Written problem:
Print these box coordinate listings again line for line, changing nothing.

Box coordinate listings
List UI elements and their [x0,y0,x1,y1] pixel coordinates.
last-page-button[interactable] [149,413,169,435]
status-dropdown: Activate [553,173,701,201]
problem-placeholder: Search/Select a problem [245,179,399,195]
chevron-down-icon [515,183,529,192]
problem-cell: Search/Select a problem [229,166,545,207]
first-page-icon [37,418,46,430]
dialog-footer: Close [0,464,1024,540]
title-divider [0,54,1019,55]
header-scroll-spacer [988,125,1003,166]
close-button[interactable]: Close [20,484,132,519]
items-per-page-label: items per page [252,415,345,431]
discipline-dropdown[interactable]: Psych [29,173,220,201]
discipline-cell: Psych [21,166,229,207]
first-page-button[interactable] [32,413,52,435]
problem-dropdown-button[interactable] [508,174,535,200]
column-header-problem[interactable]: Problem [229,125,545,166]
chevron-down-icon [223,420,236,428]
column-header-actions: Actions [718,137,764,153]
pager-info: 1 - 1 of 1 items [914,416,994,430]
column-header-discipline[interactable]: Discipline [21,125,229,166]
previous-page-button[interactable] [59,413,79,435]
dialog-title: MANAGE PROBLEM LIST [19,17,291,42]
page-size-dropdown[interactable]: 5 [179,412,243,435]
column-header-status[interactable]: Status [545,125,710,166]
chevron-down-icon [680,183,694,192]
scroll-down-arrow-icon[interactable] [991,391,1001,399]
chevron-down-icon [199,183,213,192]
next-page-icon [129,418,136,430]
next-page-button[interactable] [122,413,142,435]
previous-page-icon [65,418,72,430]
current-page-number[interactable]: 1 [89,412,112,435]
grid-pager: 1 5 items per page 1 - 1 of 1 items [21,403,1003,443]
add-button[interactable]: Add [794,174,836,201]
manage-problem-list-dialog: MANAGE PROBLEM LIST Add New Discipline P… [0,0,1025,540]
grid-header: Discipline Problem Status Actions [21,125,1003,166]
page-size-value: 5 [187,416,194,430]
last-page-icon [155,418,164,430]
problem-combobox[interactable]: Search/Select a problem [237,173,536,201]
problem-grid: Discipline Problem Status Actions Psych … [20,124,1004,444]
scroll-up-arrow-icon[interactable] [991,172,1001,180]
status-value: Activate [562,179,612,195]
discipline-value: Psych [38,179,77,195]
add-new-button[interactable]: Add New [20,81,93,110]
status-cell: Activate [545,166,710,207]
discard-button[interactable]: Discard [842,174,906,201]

Task solution:
List UI elements and their [x0,y0,x1,y1] pixel coordinates.
last-page-button[interactable] [149,413,169,435]
status-dropdown: Activate [553,173,701,201]
problem-placeholder: Search/Select a problem [245,179,399,195]
chevron-down-icon [515,183,529,192]
problem-cell: Search/Select a problem [229,166,545,207]
first-page-icon [37,418,46,430]
dialog-footer: Close [0,464,1024,540]
title-divider [0,54,1019,55]
header-scroll-spacer [988,125,1003,166]
close-button[interactable]: Close [20,484,132,519]
items-per-page-label: items per page [252,415,345,431]
discipline-dropdown[interactable]: Psych [29,173,220,201]
discipline-cell: Psych [21,166,229,207]
first-page-button[interactable] [32,413,52,435]
problem-dropdown-button[interactable] [508,174,535,200]
column-header-problem[interactable]: Problem [229,125,545,166]
chevron-down-icon [223,420,236,428]
column-header-actions: Actions [718,137,764,153]
pager-info: 1 - 1 of 1 items [914,416,994,430]
column-header-discipline[interactable]: Discipline [21,125,229,166]
previous-page-button[interactable] [59,413,79,435]
dialog-title: MANAGE PROBLEM LIST [19,17,291,42]
page-size-dropdown[interactable]: 5 [179,412,243,435]
column-header-status[interactable]: Status [545,125,710,166]
chevron-down-icon [680,183,694,192]
scroll-down-arrow-icon[interactable] [991,391,1001,399]
chevron-down-icon [199,183,213,192]
next-page-icon [129,418,136,430]
next-page-button[interactable] [122,413,142,435]
previous-page-icon [65,418,72,430]
current-page-number[interactable]: 1 [89,412,112,435]
grid-pager: 1 5 items per page 1 - 1 of 1 items [21,403,1003,443]
add-button[interactable]: Add [794,174,836,201]
manage-problem-list-dialog: MANAGE PROBLEM LIST Add New Discipline P… [0,0,1025,540]
grid-header: Discipline Problem Status Actions [21,125,1003,166]
page-size-value: 5 [187,416,194,430]
last-page-icon [155,418,164,430]
problem-combobox[interactable]: Search/Select a problem [237,173,536,201]
problem-grid: Discipline Problem Status Actions Psych … [20,124,1004,444]
scroll-up-arrow-icon[interactable] [991,172,1001,180]
status-value: Activate [562,179,612,195]
discipline-value: Psych [38,179,77,195]
add-new-button[interactable]: Add New [20,81,93,110]
status-cell: Activate [545,166,710,207]
discard-button[interactable]: Discard [842,174,906,201]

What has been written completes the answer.